** SUPPLIED MATERIAL **
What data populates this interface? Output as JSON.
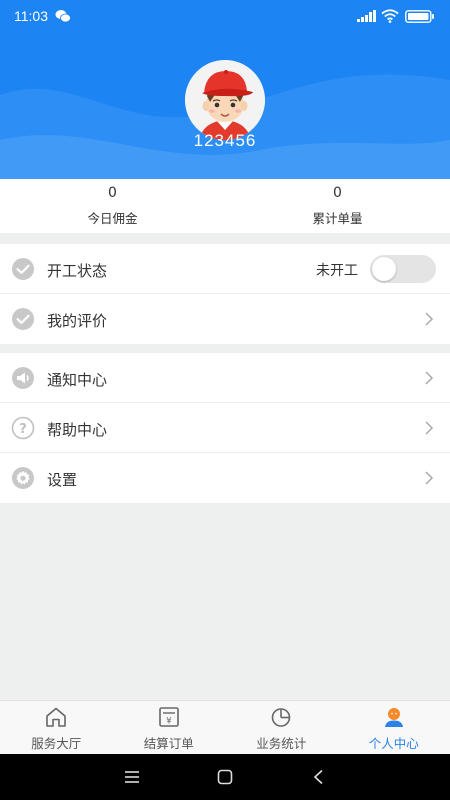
{
  "status_bar": {
    "time": "11:03",
    "icons": [
      "wechat-icon",
      "signal-icon",
      "wifi-icon",
      "battery-icon"
    ]
  },
  "profile": {
    "username": "123456",
    "avatar": "avatar-cartoon-red-cap"
  },
  "stats": [
    {
      "value": "0",
      "label": "今日佣金"
    },
    {
      "value": "0",
      "label": "累计单量"
    }
  ],
  "menu": {
    "work_status": {
      "label": "开工状态",
      "status": "未开工",
      "on": false,
      "icon": "check-badge-icon"
    },
    "my_reviews": {
      "label": "我的评价",
      "icon": "check-badge-icon"
    },
    "notifications": {
      "label": "通知中心",
      "icon": "megaphone-icon"
    },
    "help": {
      "label": "帮助中心",
      "icon": "question-icon"
    },
    "settings": {
      "label": "设置",
      "icon": "gear-icon"
    }
  },
  "tabs": [
    {
      "label": "服务大厅",
      "icon": "home-icon",
      "active": false
    },
    {
      "label": "结算订单",
      "icon": "receipt-icon",
      "active": false
    },
    {
      "label": "业务统计",
      "icon": "pie-chart-icon",
      "active": false
    },
    {
      "label": "个人中心",
      "icon": "person-icon",
      "active": true
    }
  ],
  "colors": {
    "header_blue": "#1d85f3",
    "active_tab": "#2b83e9",
    "page_background": "#eef0f0"
  }
}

** EXERCISE DIRECTIONS **
Reproduce the listing above exactly, excluding all pictures.

** RESULT OF THIS TASK **
What data populates this interface? Output as JSON.
{
  "status_bar": {
    "time": "11:03",
    "icons": [
      "wechat-icon",
      "signal-icon",
      "wifi-icon",
      "battery-icon"
    ]
  },
  "profile": {
    "username": "123456",
    "avatar": "avatar-cartoon-red-cap"
  },
  "stats": [
    {
      "value": "0",
      "label": "今日佣金"
    },
    {
      "value": "0",
      "label": "累计单量"
    }
  ],
  "menu": {
    "work_status": {
      "label": "开工状态",
      "status": "未开工",
      "on": false,
      "icon": "check-badge-icon"
    },
    "my_reviews": {
      "label": "我的评价",
      "icon": "check-badge-icon"
    },
    "notifications": {
      "label": "通知中心",
      "icon": "megaphone-icon"
    },
    "help": {
      "label": "帮助中心",
      "icon": "question-icon"
    },
    "settings": {
      "label": "设置",
      "icon": "gear-icon"
    }
  },
  "tabs": [
    {
      "label": "服务大厅",
      "icon": "home-icon",
      "active": false
    },
    {
      "label": "结算订单",
      "icon": "receipt-icon",
      "active": false
    },
    {
      "label": "业务统计",
      "icon": "pie-chart-icon",
      "active": false
    },
    {
      "label": "个人中心",
      "icon": "person-icon",
      "active": true
    }
  ],
  "colors": {
    "header_blue": "#1d85f3",
    "active_tab": "#2b83e9",
    "page_background": "#eef0f0"
  }
}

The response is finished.